▶ _Objective_
Scan the data below and pick out the lines containing the word "tham".

## BEGIN Input records

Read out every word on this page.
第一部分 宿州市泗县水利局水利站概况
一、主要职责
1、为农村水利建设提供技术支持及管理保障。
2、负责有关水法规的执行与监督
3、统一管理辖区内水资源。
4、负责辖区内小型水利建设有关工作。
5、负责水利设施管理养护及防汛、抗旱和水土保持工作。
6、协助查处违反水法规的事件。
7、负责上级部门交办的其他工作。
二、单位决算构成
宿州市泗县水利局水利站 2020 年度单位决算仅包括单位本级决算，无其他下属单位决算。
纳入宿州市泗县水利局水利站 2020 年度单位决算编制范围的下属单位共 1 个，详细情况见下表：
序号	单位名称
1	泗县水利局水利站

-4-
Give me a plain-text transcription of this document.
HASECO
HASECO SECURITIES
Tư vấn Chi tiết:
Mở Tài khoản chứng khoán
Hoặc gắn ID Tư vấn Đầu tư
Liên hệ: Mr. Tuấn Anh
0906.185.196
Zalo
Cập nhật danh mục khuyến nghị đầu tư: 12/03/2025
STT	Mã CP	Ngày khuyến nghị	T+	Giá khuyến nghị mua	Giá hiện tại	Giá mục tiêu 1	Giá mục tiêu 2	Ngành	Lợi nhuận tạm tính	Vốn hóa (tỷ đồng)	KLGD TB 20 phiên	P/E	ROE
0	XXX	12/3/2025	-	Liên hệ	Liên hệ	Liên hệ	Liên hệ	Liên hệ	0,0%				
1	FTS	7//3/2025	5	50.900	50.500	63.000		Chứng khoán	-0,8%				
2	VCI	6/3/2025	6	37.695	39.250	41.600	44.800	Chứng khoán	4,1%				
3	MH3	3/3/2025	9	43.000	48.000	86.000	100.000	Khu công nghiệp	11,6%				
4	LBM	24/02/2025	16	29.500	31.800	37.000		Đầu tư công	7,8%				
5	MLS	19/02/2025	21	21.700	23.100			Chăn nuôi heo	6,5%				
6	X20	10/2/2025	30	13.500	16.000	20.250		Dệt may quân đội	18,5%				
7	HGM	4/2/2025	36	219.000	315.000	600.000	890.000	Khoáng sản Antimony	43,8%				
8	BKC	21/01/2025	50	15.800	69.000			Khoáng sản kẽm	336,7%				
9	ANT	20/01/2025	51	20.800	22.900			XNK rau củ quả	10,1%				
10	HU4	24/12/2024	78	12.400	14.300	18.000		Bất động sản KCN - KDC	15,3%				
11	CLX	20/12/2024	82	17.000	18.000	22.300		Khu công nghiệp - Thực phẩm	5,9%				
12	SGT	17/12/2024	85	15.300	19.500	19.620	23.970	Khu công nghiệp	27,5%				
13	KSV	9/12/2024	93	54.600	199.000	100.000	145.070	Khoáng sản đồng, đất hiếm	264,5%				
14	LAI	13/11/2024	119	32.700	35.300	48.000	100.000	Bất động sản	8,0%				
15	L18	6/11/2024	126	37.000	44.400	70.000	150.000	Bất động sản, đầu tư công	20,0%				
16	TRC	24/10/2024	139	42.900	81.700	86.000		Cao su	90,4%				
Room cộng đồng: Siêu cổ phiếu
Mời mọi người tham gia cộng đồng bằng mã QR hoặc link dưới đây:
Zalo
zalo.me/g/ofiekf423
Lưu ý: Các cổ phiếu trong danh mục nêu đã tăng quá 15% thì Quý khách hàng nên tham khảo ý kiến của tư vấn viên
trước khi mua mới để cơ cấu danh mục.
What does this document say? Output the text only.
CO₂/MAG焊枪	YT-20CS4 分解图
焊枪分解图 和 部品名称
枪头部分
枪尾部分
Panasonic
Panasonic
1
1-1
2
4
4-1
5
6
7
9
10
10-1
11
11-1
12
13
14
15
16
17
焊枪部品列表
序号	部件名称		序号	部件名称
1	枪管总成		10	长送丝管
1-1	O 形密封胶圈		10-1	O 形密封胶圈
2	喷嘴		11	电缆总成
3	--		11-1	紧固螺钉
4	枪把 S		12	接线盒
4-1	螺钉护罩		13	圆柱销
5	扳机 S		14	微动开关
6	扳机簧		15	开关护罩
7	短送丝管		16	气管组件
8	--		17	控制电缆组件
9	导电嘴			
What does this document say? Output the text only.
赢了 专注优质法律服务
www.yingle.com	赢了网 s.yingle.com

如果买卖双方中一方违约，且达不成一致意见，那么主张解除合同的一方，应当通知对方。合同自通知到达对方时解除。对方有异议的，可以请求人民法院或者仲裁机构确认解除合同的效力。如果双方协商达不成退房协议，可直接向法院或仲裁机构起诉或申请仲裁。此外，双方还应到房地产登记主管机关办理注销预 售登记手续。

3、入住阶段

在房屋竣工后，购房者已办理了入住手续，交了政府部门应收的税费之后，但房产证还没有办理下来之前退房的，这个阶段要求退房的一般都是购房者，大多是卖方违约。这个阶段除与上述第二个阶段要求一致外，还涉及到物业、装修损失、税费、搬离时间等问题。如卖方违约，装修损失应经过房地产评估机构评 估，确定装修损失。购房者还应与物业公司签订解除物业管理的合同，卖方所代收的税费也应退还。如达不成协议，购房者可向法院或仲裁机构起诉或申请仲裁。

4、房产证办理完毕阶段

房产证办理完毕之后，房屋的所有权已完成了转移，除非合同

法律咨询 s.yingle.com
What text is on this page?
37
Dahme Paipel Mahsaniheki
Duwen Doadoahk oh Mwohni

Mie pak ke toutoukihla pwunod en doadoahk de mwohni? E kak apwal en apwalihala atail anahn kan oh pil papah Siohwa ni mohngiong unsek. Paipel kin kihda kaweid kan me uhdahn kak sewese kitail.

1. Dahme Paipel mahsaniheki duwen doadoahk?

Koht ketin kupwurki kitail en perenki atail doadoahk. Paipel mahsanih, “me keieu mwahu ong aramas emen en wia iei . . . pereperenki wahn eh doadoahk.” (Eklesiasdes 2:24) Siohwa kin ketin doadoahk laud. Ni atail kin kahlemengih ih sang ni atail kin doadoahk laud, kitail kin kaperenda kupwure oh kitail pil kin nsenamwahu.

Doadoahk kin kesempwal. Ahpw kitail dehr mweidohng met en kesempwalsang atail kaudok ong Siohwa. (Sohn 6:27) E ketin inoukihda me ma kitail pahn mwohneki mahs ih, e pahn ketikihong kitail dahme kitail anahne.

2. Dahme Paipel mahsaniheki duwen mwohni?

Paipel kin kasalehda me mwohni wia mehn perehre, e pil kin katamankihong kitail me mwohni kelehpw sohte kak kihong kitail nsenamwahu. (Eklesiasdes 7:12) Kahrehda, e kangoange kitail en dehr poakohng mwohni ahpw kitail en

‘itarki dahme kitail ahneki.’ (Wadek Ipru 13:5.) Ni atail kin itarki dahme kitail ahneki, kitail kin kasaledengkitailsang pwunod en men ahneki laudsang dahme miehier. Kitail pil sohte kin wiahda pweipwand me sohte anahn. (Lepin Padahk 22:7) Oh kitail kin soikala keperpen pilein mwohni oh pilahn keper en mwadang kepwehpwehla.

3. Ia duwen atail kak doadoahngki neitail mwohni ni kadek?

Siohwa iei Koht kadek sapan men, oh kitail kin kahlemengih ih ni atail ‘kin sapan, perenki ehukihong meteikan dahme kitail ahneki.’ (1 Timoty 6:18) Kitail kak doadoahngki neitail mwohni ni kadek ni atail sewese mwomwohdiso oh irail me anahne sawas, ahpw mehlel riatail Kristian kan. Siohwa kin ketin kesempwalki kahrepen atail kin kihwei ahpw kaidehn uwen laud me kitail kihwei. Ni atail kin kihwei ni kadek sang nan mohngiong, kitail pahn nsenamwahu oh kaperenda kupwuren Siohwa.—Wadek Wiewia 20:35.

## END Input records

▶ _Answer below_
Mời mọi người tham gia cộng đồng bằng mã QR hoặc link dưới đây:
Lưu ý: Các cổ phiếu trong danh mục nêu đã tăng quá 15% thì Quý khách hàng nên tham khảo ý kiến của tư vấn viên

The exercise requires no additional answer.